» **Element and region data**
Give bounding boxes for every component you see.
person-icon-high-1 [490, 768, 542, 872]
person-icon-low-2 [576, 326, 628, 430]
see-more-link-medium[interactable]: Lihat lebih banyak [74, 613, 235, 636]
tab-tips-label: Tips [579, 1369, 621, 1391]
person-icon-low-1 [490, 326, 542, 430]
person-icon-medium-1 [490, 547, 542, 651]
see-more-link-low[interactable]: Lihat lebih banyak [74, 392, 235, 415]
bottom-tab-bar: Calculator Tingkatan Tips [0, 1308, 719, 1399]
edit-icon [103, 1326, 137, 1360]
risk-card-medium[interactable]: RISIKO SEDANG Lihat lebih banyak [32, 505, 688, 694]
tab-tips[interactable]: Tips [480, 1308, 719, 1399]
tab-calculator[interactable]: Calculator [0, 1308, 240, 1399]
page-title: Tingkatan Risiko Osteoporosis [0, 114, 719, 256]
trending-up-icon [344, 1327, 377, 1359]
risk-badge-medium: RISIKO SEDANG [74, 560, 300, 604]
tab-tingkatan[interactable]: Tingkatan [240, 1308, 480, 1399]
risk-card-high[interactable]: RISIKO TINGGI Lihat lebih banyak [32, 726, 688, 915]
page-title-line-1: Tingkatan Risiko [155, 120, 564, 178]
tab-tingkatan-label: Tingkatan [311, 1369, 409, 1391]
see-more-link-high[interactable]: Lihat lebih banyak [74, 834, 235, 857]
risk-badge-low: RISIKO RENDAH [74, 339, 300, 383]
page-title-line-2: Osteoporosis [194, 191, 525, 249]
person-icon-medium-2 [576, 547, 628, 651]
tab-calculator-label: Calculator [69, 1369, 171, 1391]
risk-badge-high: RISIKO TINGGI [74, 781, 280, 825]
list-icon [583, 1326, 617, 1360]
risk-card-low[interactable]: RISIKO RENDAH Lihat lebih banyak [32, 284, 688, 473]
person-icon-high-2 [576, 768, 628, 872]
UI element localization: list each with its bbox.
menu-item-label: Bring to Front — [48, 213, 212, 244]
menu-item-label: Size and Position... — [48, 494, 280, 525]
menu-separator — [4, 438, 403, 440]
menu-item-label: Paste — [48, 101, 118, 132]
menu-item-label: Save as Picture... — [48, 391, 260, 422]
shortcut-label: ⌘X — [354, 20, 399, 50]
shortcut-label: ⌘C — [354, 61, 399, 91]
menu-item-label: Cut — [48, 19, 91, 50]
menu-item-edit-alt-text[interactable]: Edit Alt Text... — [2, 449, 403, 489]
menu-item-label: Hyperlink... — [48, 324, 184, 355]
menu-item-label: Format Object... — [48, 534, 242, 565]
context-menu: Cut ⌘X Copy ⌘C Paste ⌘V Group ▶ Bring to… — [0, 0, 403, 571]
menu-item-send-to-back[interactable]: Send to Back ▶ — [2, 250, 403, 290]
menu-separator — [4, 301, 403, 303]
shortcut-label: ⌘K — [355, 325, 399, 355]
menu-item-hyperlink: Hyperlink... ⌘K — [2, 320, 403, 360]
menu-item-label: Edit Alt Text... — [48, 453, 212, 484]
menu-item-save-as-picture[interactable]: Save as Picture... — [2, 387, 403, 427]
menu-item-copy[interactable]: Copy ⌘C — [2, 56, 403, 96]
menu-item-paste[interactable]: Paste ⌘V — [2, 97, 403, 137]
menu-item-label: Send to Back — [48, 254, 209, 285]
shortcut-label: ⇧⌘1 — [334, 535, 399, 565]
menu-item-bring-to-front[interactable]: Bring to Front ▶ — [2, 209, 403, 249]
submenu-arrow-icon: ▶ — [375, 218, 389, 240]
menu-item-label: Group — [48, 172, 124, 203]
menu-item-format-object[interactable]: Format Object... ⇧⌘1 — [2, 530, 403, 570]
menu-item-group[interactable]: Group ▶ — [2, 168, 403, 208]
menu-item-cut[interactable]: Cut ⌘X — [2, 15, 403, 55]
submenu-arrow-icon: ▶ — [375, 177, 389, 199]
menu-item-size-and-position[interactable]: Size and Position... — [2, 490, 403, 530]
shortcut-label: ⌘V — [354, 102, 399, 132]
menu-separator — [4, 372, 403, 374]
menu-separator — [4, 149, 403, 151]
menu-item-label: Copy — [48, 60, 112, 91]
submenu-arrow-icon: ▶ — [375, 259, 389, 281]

» **What to do**
Reproduce all of the entries above, line for line and without any changes.

» **Task solution**
Give bounding boxes for every component you see.
person-icon-high-1 [490, 768, 542, 872]
person-icon-low-2 [576, 326, 628, 430]
see-more-link-medium[interactable]: Lihat lebih banyak [74, 613, 235, 636]
tab-tips-label: Tips [579, 1369, 621, 1391]
person-icon-low-1 [490, 326, 542, 430]
person-icon-medium-1 [490, 547, 542, 651]
see-more-link-low[interactable]: Lihat lebih banyak [74, 392, 235, 415]
bottom-tab-bar: Calculator Tingkatan Tips [0, 1308, 719, 1399]
edit-icon [103, 1326, 137, 1360]
risk-card-medium[interactable]: RISIKO SEDANG Lihat lebih banyak [32, 505, 688, 694]
tab-tips[interactable]: Tips [480, 1308, 719, 1399]
tab-calculator[interactable]: Calculator [0, 1308, 240, 1399]
page-title: Tingkatan Risiko Osteoporosis [0, 114, 719, 256]
trending-up-icon [344, 1327, 377, 1359]
risk-badge-medium: RISIKO SEDANG [74, 560, 300, 604]
tab-tingkatan[interactable]: Tingkatan [240, 1308, 480, 1399]
risk-card-high[interactable]: RISIKO TINGGI Lihat lebih banyak [32, 726, 688, 915]
page-title-line-1: Tingkatan Risiko [155, 120, 564, 178]
tab-tingkatan-label: Tingkatan [311, 1369, 409, 1391]
see-more-link-high[interactable]: Lihat lebih banyak [74, 834, 235, 857]
risk-badge-low: RISIKO RENDAH [74, 339, 300, 383]
page-title-line-2: Osteoporosis [194, 191, 525, 249]
person-icon-medium-2 [576, 547, 628, 651]
tab-calculator-label: Calculator [69, 1369, 171, 1391]
risk-badge-high: RISIKO TINGGI [74, 781, 280, 825]
list-icon [583, 1326, 617, 1360]
risk-card-low[interactable]: RISIKO RENDAH Lihat lebih banyak [32, 284, 688, 473]
person-icon-high-2 [576, 768, 628, 872]
UI element localization: list each with its bbox.
menu-item-label: Bring to Front — [48, 213, 212, 244]
menu-item-label: Size and Position... — [48, 494, 280, 525]
menu-separator — [4, 438, 403, 440]
menu-item-label: Paste — [48, 101, 118, 132]
menu-item-label: Save as Picture... — [48, 391, 260, 422]
shortcut-label: ⌘X — [354, 20, 399, 50]
shortcut-label: ⌘C — [354, 61, 399, 91]
menu-item-label: Cut — [48, 19, 91, 50]
menu-item-edit-alt-text[interactable]: Edit Alt Text... — [2, 449, 403, 489]
menu-item-label: Hyperlink... — [48, 324, 184, 355]
menu-item-label: Format Object... — [48, 534, 242, 565]
context-menu: Cut ⌘X Copy ⌘C Paste ⌘V Group ▶ Bring to… — [0, 0, 403, 571]
menu-item-send-to-back[interactable]: Send to Back ▶ — [2, 250, 403, 290]
menu-separator — [4, 301, 403, 303]
shortcut-label: ⌘K — [355, 325, 399, 355]
menu-item-hyperlink: Hyperlink... ⌘K — [2, 320, 403, 360]
menu-item-label: Edit Alt Text... — [48, 453, 212, 484]
menu-item-save-as-picture[interactable]: Save as Picture... — [2, 387, 403, 427]
menu-item-copy[interactable]: Copy ⌘C — [2, 56, 403, 96]
menu-item-paste[interactable]: Paste ⌘V — [2, 97, 403, 137]
menu-item-label: Send to Back — [48, 254, 209, 285]
shortcut-label: ⇧⌘1 — [334, 535, 399, 565]
menu-item-bring-to-front[interactable]: Bring to Front ▶ — [2, 209, 403, 249]
submenu-arrow-icon: ▶ — [375, 218, 389, 240]
menu-item-label: Group — [48, 172, 124, 203]
menu-item-format-object[interactable]: Format Object... ⇧⌘1 — [2, 530, 403, 570]
menu-item-group[interactable]: Group ▶ — [2, 168, 403, 208]
menu-item-cut[interactable]: Cut ⌘X — [2, 15, 403, 55]
submenu-arrow-icon: ▶ — [375, 177, 389, 199]
menu-item-size-and-position[interactable]: Size and Position... — [2, 490, 403, 530]
shortcut-label: ⌘V — [354, 102, 399, 132]
menu-separator — [4, 372, 403, 374]
menu-separator — [4, 149, 403, 151]
menu-item-label: Copy — [48, 60, 112, 91]
submenu-arrow-icon: ▶ — [375, 259, 389, 281]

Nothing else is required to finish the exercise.